(Records from a data source)

>> start

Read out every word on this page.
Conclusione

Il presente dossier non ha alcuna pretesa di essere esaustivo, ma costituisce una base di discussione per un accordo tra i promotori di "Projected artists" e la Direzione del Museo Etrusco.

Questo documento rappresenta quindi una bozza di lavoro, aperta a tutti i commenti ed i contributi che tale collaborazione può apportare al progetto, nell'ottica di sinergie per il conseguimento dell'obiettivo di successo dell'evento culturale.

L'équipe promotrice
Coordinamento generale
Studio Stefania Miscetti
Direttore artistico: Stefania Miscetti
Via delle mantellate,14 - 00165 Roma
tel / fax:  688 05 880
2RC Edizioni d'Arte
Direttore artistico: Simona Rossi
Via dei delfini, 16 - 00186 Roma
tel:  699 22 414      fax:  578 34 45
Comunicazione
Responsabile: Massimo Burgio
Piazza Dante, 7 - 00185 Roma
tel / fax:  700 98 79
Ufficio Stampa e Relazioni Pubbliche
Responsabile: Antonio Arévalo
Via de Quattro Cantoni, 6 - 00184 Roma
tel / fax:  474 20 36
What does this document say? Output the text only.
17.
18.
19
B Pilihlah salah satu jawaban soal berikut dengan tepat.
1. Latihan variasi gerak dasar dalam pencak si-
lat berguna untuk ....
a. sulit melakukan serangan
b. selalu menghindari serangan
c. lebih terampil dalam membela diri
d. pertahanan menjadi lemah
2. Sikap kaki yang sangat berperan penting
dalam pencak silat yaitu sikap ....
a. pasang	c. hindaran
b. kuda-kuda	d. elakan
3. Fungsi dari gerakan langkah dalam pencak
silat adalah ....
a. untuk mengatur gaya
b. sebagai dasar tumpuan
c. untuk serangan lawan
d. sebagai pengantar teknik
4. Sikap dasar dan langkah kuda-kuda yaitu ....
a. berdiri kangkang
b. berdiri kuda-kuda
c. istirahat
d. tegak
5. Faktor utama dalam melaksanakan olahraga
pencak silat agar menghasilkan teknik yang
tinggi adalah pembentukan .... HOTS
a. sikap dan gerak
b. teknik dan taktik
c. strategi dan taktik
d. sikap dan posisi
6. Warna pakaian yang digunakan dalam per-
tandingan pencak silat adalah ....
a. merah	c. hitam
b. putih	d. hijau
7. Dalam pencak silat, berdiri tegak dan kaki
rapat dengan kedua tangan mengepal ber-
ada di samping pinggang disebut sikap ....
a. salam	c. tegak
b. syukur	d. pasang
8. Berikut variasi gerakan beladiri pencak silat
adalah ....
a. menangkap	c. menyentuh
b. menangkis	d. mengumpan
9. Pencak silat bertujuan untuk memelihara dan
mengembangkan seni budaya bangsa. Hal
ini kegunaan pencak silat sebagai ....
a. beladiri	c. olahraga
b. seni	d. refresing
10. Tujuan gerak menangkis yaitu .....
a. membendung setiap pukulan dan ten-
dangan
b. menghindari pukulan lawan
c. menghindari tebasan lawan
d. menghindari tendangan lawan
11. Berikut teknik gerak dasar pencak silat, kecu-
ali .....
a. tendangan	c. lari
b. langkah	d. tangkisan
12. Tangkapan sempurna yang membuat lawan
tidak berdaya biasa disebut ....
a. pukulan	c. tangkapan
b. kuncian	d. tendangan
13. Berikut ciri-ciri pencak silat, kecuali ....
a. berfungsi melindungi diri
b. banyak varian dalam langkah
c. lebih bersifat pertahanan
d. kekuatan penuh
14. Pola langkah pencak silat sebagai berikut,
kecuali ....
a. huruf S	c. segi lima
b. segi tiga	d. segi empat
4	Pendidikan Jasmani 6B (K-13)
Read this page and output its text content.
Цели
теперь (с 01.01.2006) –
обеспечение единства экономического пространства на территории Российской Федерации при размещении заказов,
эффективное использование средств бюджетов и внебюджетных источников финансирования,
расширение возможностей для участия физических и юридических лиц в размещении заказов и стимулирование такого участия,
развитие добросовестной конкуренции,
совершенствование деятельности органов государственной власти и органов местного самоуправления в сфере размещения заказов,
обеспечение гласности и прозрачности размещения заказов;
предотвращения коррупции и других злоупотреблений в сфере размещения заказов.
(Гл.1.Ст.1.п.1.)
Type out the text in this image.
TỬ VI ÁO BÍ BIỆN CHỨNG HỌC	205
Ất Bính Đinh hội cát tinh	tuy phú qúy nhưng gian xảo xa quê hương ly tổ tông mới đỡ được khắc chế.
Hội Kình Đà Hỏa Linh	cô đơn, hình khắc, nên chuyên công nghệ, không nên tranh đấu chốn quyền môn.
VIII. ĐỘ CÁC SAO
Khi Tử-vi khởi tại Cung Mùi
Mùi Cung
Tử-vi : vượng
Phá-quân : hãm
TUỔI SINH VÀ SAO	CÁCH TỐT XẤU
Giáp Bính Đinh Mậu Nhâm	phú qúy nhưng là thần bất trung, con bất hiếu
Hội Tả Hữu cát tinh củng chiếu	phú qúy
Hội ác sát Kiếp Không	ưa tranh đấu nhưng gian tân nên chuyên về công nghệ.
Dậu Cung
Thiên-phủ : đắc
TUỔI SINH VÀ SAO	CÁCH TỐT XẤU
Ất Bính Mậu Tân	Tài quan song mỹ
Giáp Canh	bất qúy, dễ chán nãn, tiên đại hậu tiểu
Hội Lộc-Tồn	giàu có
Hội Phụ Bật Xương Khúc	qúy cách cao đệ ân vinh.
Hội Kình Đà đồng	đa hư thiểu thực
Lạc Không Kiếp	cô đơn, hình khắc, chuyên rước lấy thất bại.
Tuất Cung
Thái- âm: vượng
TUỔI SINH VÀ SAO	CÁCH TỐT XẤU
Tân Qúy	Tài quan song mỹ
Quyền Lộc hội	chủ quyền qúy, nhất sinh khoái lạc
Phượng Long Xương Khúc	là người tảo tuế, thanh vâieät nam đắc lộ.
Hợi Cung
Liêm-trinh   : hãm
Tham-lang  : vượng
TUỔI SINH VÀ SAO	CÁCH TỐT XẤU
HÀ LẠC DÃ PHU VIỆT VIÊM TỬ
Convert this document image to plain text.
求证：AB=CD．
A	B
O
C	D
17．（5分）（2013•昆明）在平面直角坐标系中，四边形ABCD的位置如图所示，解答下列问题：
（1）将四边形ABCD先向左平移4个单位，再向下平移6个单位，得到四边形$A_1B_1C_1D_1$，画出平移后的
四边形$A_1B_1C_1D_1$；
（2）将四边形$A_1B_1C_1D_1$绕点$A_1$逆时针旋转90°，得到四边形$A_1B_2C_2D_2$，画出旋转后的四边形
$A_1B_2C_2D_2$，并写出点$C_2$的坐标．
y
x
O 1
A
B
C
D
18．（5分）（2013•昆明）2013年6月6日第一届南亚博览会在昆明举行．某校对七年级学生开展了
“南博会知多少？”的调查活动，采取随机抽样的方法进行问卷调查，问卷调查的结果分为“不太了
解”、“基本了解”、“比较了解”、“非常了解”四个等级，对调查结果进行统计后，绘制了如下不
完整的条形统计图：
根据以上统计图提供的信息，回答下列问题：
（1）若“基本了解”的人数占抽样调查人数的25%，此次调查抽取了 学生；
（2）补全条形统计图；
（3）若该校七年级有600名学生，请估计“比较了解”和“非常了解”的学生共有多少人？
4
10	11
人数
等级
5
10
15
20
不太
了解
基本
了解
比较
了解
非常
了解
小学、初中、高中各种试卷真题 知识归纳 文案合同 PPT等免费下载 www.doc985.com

>> end

» Work to complete:
Reproduce the full listing exactly.

» Response to this exercise:
Read out every word on this page.
Conclusione

Il presente dossier non ha alcuna pretesa di essere esaustivo, ma costituisce una base di discussione per un accordo tra i promotori di "Projected artists" e la Direzione del Museo Etrusco.

Questo documento rappresenta quindi una bozza di lavoro, aperta a tutti i commenti ed i contributi che tale collaborazione può apportare al progetto, nell'ottica di sinergie per il conseguimento dell'obiettivo di successo dell'evento culturale.

L'équipe promotrice
Coordinamento generale
Studio Stefania Miscetti
Direttore artistico: Stefania Miscetti
Via delle mantellate,14 - 00165 Roma
tel / fax:  688 05 880
2RC Edizioni d'Arte
Direttore artistico: Simona Rossi
Via dei delfini, 16 - 00186 Roma
tel:  699 22 414      fax:  578 34 45
Comunicazione
Responsabile: Massimo Burgio
Piazza Dante, 7 - 00185 Roma
tel / fax:  700 98 79
Ufficio Stampa e Relazioni Pubbliche
Responsabile: Antonio Arévalo
Via de Quattro Cantoni, 6 - 00184 Roma
tel / fax:  474 20 36
What does this document say? Output the text only.
17.
18.
19
B Pilihlah salah satu jawaban soal berikut dengan tepat.
1. Latihan variasi gerak dasar dalam pencak si-
lat berguna untuk ....
a. sulit melakukan serangan
b. selalu menghindari serangan
c. lebih terampil dalam membela diri
d. pertahanan menjadi lemah
2. Sikap kaki yang sangat berperan penting
dalam pencak silat yaitu sikap ....
a. pasang	c. hindaran
b. kuda-kuda	d. elakan
3. Fungsi dari gerakan langkah dalam pencak
silat adalah ....
a. untuk mengatur gaya
b. sebagai dasar tumpuan
c. untuk serangan lawan
d. sebagai pengantar teknik
4. Sikap dasar dan langkah kuda-kuda yaitu ....
a. berdiri kangkang
b. berdiri kuda-kuda
c. istirahat
d. tegak
5. Faktor utama dalam melaksanakan olahraga
pencak silat agar menghasilkan teknik yang
tinggi adalah pembentukan .... HOTS
a. sikap dan gerak
b. teknik dan taktik
c. strategi dan taktik
d. sikap dan posisi
6. Warna pakaian yang digunakan dalam per-
tandingan pencak silat adalah ....
a. merah	c. hitam
b. putih	d. hijau
7. Dalam pencak silat, berdiri tegak dan kaki
rapat dengan kedua tangan mengepal ber-
ada di samping pinggang disebut sikap ....
a. salam	c. tegak
b. syukur	d. pasang
8. Berikut variasi gerakan beladiri pencak silat
adalah ....
a. menangkap	c. menyentuh
b. menangkis	d. mengumpan
9. Pencak silat bertujuan untuk memelihara dan
mengembangkan seni budaya bangsa. Hal
ini kegunaan pencak silat sebagai ....
a. beladiri	c. olahraga
b. seni	d. refresing
10. Tujuan gerak menangkis yaitu .....
a. membendung setiap pukulan dan ten-
dangan
b. menghindari pukulan lawan
c. menghindari tebasan lawan
d. menghindari tendangan lawan
11. Berikut teknik gerak dasar pencak silat, kecu-
ali .....
a. tendangan	c. lari
b. langkah	d. tangkisan
12. Tangkapan sempurna yang membuat lawan
tidak berdaya biasa disebut ....
a. pukulan	c. tangkapan
b. kuncian	d. tendangan
13. Berikut ciri-ciri pencak silat, kecuali ....
a. berfungsi melindungi diri
b. banyak varian dalam langkah
c. lebih bersifat pertahanan
d. kekuatan penuh
14. Pola langkah pencak silat sebagai berikut,
kecuali ....
a. huruf S	c. segi lima
b. segi tiga	d. segi empat
4	Pendidikan Jasmani 6B (K-13)
Read this page and output its text content.
Цели
теперь (с 01.01.2006) –
обеспечение единства экономического пространства на территории Российской Федерации при размещении заказов,
эффективное использование средств бюджетов и внебюджетных источников финансирования,
расширение возможностей для участия физических и юридических лиц в размещении заказов и стимулирование такого участия,
развитие добросовестной конкуренции,
совершенствование деятельности органов государственной власти и органов местного самоуправления в сфере размещения заказов,
обеспечение гласности и прозрачности размещения заказов;
предотвращения коррупции и других злоупотреблений в сфере размещения заказов.
(Гл.1.Ст.1.п.1.)
Type out the text in this image.
TỬ VI ÁO BÍ BIỆN CHỨNG HỌC	205
Ất Bính Đinh hội cát tinh	tuy phú qúy nhưng gian xảo xa quê hương ly tổ tông mới đỡ được khắc chế.
Hội Kình Đà Hỏa Linh	cô đơn, hình khắc, nên chuyên công nghệ, không nên tranh đấu chốn quyền môn.
VIII. ĐỘ CÁC SAO
Khi Tử-vi khởi tại Cung Mùi
Mùi Cung
Tử-vi : vượng
Phá-quân : hãm
TUỔI SINH VÀ SAO	CÁCH TỐT XẤU
Giáp Bính Đinh Mậu Nhâm	phú qúy nhưng là thần bất trung, con bất hiếu
Hội Tả Hữu cát tinh củng chiếu	phú qúy
Hội ác sát Kiếp Không	ưa tranh đấu nhưng gian tân nên chuyên về công nghệ.
Dậu Cung
Thiên-phủ : đắc
TUỔI SINH VÀ SAO	CÁCH TỐT XẤU
Ất Bính Mậu Tân	Tài quan song mỹ
Giáp Canh	bất qúy, dễ chán nãn, tiên đại hậu tiểu
Hội Lộc-Tồn	giàu có
Hội Phụ Bật Xương Khúc	qúy cách cao đệ ân vinh.
Hội Kình Đà đồng	đa hư thiểu thực
Lạc Không Kiếp	cô đơn, hình khắc, chuyên rước lấy thất bại.
Tuất Cung
Thái- âm: vượng
TUỔI SINH VÀ SAO	CÁCH TỐT XẤU
Tân Qúy	Tài quan song mỹ
Quyền Lộc hội	chủ quyền qúy, nhất sinh khoái lạc
Phượng Long Xương Khúc	là người tảo tuế, thanh vâieät nam đắc lộ.
Hợi Cung
Liêm-trinh   : hãm
Tham-lang  : vượng
TUỔI SINH VÀ SAO	CÁCH TỐT XẤU
HÀ LẠC DÃ PHU VIỆT VIÊM TỬ
Convert this document image to plain text.
求证：AB=CD．
A	B
O
C	D
17．（5分）（2013•昆明）在平面直角坐标系中，四边形ABCD的位置如图所示，解答下列问题：
（1）将四边形ABCD先向左平移4个单位，再向下平移6个单位，得到四边形$A_1B_1C_1D_1$，画出平移后的
四边形$A_1B_1C_1D_1$；
（2）将四边形$A_1B_1C_1D_1$绕点$A_1$逆时针旋转90°，得到四边形$A_1B_2C_2D_2$，画出旋转后的四边形
$A_1B_2C_2D_2$，并写出点$C_2$的坐标．
y
x
O 1
A
B
C
D
18．（5分）（2013•昆明）2013年6月6日第一届南亚博览会在昆明举行．某校对七年级学生开展了
“南博会知多少？”的调查活动，采取随机抽样的方法进行问卷调查，问卷调查的结果分为“不太了
解”、“基本了解”、“比较了解”、“非常了解”四个等级，对调查结果进行统计后，绘制了如下不
完整的条形统计图：
根据以上统计图提供的信息，回答下列问题：
（1）若“基本了解”的人数占抽样调查人数的25%，此次调查抽取了 学生；
（2）补全条形统计图；
（3）若该校七年级有600名学生，请估计“比较了解”和“非常了解”的学生共有多少人？
4
10	11
人数
等级
5
10
15
20
不太
了解
基本
了解
比较
了解
非常
了解
小学、初中、高中各种试卷真题 知识归纳 文案合同 PPT等免费下载 www.doc985.com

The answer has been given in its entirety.